**Supplied entries:**
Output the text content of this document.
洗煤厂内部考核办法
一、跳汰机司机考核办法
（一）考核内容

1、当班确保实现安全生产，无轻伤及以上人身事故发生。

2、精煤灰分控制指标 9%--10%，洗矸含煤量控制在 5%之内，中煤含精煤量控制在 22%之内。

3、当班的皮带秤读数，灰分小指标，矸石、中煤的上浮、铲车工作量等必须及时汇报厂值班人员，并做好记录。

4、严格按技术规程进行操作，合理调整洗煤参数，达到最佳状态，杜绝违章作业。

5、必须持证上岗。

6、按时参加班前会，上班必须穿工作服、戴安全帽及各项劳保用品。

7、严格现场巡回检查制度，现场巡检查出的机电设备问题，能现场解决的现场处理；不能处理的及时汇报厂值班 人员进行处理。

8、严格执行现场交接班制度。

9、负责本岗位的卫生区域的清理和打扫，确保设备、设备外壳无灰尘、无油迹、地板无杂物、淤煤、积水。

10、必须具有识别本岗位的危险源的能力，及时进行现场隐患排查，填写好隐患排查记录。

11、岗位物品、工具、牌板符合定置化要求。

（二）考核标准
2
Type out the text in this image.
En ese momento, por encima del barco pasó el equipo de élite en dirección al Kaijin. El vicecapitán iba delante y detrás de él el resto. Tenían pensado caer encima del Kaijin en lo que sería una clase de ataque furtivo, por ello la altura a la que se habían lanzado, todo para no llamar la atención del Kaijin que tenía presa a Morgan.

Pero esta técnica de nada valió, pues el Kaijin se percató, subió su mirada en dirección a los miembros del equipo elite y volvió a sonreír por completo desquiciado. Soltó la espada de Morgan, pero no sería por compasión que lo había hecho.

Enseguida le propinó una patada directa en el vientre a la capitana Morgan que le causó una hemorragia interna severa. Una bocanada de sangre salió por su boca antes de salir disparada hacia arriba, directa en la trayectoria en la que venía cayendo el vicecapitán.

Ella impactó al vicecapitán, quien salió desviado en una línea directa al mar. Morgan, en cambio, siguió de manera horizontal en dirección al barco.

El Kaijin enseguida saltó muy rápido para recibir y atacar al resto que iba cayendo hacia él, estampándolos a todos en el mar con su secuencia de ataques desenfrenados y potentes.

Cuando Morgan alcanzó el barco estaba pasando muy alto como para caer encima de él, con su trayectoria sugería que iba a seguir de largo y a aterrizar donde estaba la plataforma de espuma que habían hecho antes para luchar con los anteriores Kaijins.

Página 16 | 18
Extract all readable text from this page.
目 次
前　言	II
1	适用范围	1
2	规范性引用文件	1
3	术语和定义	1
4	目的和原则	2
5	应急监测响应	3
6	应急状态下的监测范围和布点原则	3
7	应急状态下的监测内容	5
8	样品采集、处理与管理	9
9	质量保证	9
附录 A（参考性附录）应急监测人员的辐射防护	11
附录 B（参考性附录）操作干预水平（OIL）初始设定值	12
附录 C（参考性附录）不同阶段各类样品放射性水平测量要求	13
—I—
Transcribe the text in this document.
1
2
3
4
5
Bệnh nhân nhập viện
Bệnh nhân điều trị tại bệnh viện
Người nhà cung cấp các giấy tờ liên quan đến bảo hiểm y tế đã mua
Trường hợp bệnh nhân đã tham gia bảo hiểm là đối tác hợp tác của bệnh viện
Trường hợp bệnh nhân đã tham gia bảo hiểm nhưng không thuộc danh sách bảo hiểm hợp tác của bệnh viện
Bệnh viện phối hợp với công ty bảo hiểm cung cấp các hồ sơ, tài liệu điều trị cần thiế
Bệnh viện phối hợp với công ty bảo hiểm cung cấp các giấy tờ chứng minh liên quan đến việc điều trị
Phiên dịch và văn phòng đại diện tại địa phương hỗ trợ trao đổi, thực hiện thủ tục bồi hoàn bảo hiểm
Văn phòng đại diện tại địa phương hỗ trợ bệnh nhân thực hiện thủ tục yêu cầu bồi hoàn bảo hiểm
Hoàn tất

**Work required:** Extract every line that has the string "barco" in it.

**Exercise answer:**
En ese momento, por encima del barco pasó el equipo de élite en dirección al Kaijin. El vicecapitán iba delante y detrás de él el resto. Tenían pensado caer encima del Kaijin en lo que sería una clase de ataque furtivo, por ello la altura a la que se habían lanzado, todo para no llamar la atención del Kaijin que tenía presa a Morgan.
Ella impactó al vicecapitán, quien salió desviado en una línea directa al mar. Morgan, en cambio, siguió de manera horizontal en dirección al barco.
Cuando Morgan alcanzó el barco estaba pasando muy alto como para caer encima de él, con su trayectoria sugería que iba a seguir de largo y a aterrizar donde estaba la plataforma de espuma que habían hecho antes para luchar con los anteriores Kaijins.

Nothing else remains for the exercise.